From the entries that follow, list every line in which the string "stand" appears.
********************
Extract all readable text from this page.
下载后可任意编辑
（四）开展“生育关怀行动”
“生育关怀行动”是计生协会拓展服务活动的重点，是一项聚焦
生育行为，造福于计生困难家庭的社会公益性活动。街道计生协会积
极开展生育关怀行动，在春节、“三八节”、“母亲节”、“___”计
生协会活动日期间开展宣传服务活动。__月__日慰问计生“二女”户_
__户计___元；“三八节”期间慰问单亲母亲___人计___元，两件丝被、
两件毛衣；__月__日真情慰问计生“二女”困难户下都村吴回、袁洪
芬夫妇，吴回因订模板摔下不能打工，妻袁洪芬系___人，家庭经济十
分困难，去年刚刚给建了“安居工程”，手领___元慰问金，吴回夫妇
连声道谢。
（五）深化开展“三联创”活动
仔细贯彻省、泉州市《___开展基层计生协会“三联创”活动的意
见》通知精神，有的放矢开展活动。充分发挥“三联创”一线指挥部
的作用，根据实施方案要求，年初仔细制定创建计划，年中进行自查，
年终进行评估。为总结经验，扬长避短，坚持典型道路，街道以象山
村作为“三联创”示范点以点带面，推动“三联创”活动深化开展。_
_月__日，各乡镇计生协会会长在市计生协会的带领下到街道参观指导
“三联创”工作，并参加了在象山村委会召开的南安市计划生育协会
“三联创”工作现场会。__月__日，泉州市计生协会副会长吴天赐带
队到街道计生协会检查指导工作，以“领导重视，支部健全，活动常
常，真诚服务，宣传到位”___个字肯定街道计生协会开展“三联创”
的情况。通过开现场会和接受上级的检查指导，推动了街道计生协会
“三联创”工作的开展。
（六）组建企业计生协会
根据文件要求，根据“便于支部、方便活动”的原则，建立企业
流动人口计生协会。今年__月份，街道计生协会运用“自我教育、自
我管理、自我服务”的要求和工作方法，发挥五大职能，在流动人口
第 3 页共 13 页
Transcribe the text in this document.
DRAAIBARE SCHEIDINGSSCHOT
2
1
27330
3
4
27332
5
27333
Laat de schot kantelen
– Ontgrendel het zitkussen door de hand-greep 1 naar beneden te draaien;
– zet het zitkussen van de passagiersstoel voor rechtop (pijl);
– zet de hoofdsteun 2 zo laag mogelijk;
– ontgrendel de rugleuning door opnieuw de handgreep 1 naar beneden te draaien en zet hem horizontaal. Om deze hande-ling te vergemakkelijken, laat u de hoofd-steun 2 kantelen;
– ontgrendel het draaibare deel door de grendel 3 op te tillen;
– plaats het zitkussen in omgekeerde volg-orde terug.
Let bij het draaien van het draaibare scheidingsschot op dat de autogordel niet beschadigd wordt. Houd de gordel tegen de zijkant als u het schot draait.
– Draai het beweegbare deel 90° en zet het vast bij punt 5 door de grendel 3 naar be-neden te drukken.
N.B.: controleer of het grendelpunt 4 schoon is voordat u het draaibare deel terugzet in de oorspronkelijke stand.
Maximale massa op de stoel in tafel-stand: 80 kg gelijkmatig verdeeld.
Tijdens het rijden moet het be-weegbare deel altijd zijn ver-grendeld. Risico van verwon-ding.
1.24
********************
**Result**
N.B.: controleer of het grendelpunt 4 schoon is voordat u het draaibare deel terugzet in de oorspronkelijke stand.
Maximale massa op de stoel in tafel-stand: 80 kg gelijkmatig verdeeld.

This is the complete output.